YOUR GOAL:
Below are some records; return each one exactly.
——
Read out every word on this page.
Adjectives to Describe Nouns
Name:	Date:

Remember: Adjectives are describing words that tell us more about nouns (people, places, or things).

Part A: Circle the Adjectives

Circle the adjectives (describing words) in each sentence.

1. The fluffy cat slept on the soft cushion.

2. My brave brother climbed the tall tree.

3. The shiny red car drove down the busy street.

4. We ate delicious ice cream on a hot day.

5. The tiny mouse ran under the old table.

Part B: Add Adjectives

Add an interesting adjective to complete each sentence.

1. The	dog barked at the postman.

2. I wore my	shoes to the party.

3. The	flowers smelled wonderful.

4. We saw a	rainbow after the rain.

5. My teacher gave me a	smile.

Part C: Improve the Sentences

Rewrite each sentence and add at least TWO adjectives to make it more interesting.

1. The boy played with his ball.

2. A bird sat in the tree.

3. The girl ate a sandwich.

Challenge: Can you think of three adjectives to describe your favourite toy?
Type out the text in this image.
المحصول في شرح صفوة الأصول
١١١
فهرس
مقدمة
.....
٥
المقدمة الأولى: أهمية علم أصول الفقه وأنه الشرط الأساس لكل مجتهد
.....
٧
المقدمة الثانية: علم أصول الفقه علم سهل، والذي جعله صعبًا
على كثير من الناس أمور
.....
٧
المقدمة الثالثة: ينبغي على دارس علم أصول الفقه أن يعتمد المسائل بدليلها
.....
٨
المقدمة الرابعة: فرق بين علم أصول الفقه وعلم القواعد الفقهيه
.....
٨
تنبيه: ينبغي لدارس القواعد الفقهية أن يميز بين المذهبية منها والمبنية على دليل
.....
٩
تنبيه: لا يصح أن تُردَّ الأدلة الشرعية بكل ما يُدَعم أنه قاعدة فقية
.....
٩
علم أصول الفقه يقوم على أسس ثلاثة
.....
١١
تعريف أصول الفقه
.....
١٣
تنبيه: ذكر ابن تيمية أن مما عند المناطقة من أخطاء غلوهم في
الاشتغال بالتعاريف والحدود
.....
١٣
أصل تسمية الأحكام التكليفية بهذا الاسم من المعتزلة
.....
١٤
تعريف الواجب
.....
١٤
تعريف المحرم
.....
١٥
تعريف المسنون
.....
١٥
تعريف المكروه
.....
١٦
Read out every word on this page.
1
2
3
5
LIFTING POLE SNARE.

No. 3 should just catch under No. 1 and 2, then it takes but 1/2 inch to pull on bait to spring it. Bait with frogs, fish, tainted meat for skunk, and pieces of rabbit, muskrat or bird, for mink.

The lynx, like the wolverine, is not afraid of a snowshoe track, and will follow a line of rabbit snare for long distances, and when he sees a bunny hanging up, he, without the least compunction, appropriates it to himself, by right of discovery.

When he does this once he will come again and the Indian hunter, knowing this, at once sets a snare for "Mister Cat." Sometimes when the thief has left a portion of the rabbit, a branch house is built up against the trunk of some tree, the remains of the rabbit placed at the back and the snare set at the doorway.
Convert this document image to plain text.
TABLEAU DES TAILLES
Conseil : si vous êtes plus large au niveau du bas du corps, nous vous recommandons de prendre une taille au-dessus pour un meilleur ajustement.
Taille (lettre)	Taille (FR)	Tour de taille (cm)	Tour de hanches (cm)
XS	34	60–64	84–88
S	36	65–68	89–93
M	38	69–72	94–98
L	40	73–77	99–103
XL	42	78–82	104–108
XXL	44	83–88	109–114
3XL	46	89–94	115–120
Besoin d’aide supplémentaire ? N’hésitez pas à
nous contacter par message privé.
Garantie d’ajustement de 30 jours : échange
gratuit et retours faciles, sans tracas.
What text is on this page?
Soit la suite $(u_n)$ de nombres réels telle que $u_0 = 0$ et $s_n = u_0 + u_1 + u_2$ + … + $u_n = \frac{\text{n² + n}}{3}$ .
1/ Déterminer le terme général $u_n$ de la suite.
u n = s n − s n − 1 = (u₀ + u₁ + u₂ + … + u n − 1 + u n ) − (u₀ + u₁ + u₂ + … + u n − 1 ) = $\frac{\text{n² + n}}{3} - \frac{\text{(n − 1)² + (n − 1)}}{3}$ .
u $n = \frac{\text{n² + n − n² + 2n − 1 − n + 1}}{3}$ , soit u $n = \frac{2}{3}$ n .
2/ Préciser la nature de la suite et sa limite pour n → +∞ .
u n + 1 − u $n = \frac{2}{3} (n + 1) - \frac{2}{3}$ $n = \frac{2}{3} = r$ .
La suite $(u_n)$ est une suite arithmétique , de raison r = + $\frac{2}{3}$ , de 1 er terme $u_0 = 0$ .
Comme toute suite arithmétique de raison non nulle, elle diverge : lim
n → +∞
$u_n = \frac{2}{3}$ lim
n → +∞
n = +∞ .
——
ANSWER TO THIS EXERCISE:
Read out every word on this page.
Adjectives to Describe Nouns
Name:	Date:

Remember: Adjectives are describing words that tell us more about nouns (people, places, or things).

Part A: Circle the Adjectives

Circle the adjectives (describing words) in each sentence.

1. The fluffy cat slept on the soft cushion.

2. My brave brother climbed the tall tree.

3. The shiny red car drove down the busy street.

4. We ate delicious ice cream on a hot day.

5. The tiny mouse ran under the old table.

Part B: Add Adjectives

Add an interesting adjective to complete each sentence.

1. The	dog barked at the postman.

2. I wore my	shoes to the party.

3. The	flowers smelled wonderful.

4. We saw a	rainbow after the rain.

5. My teacher gave me a	smile.

Part C: Improve the Sentences

Rewrite each sentence and add at least TWO adjectives to make it more interesting.

1. The boy played with his ball.

2. A bird sat in the tree.

3. The girl ate a sandwich.

Challenge: Can you think of three adjectives to describe your favourite toy?
Type out the text in this image.
المحصول في شرح صفوة الأصول
١١١
فهرس
مقدمة
.....
٥
المقدمة الأولى: أهمية علم أصول الفقه وأنه الشرط الأساس لكل مجتهد
.....
٧
المقدمة الثانية: علم أصول الفقه علم سهل، والذي جعله صعبًا
على كثير من الناس أمور
.....
٧
المقدمة الثالثة: ينبغي على دارس علم أصول الفقه أن يعتمد المسائل بدليلها
.....
٨
المقدمة الرابعة: فرق بين علم أصول الفقه وعلم القواعد الفقهيه
.....
٨
تنبيه: ينبغي لدارس القواعد الفقهية أن يميز بين المذهبية منها والمبنية على دليل
.....
٩
تنبيه: لا يصح أن تُردَّ الأدلة الشرعية بكل ما يُدَعم أنه قاعدة فقية
.....
٩
علم أصول الفقه يقوم على أسس ثلاثة
.....
١١
تعريف أصول الفقه
.....
١٣
تنبيه: ذكر ابن تيمية أن مما عند المناطقة من أخطاء غلوهم في
الاشتغال بالتعاريف والحدود
.....
١٣
أصل تسمية الأحكام التكليفية بهذا الاسم من المعتزلة
.....
١٤
تعريف الواجب
.....
١٤
تعريف المحرم
.....
١٥
تعريف المسنون
.....
١٥
تعريف المكروه
.....
١٦
Read out every word on this page.
1
2
3
5
LIFTING POLE SNARE.

No. 3 should just catch under No. 1 and 2, then it takes but 1/2 inch to pull on bait to spring it. Bait with frogs, fish, tainted meat for skunk, and pieces of rabbit, muskrat or bird, for mink.

The lynx, like the wolverine, is not afraid of a snowshoe track, and will follow a line of rabbit snare for long distances, and when he sees a bunny hanging up, he, without the least compunction, appropriates it to himself, by right of discovery.

When he does this once he will come again and the Indian hunter, knowing this, at once sets a snare for "Mister Cat." Sometimes when the thief has left a portion of the rabbit, a branch house is built up against the trunk of some tree, the remains of the rabbit placed at the back and the snare set at the doorway.
Convert this document image to plain text.
TABLEAU DES TAILLES
Conseil : si vous êtes plus large au niveau du bas du corps, nous vous recommandons de prendre une taille au-dessus pour un meilleur ajustement.
Taille (lettre)	Taille (FR)	Tour de taille (cm)	Tour de hanches (cm)
XS	34	60–64	84–88
S	36	65–68	89–93
M	38	69–72	94–98
L	40	73–77	99–103
XL	42	78–82	104–108
XXL	44	83–88	109–114
3XL	46	89–94	115–120
Besoin d’aide supplémentaire ? N’hésitez pas à
nous contacter par message privé.
Garantie d’ajustement de 30 jours : échange
gratuit et retours faciles, sans tracas.
What text is on this page?
Soit la suite $(u_n)$ de nombres réels telle que $u_0 = 0$ et $s_n = u_0 + u_1 + u_2$ + … + $u_n = \frac{\text{n² + n}}{3}$ .
1/ Déterminer le terme général $u_n$ de la suite.
u n = s n − s n − 1 = (u₀ + u₁ + u₂ + … + u n − 1 + u n ) − (u₀ + u₁ + u₂ + … + u n − 1 ) = $\frac{\text{n² + n}}{3} - \frac{\text{(n − 1)² + (n − 1)}}{3}$ .
u $n = \frac{\text{n² + n − n² + 2n − 1 − n + 1}}{3}$ , soit u $n = \frac{2}{3}$ n .
2/ Préciser la nature de la suite et sa limite pour n → +∞ .
u n + 1 − u $n = \frac{2}{3} (n + 1) - \frac{2}{3}$ $n = \frac{2}{3} = r$ .
La suite $(u_n)$ est une suite arithmétique , de raison r = + $\frac{2}{3}$ , de 1 er terme $u_0 = 0$ .
Comme toute suite arithmétique de raison non nulle, elle diverge : lim
n → +∞
$u_n = \frac{2}{3}$ lim
n → +∞
n = +∞ .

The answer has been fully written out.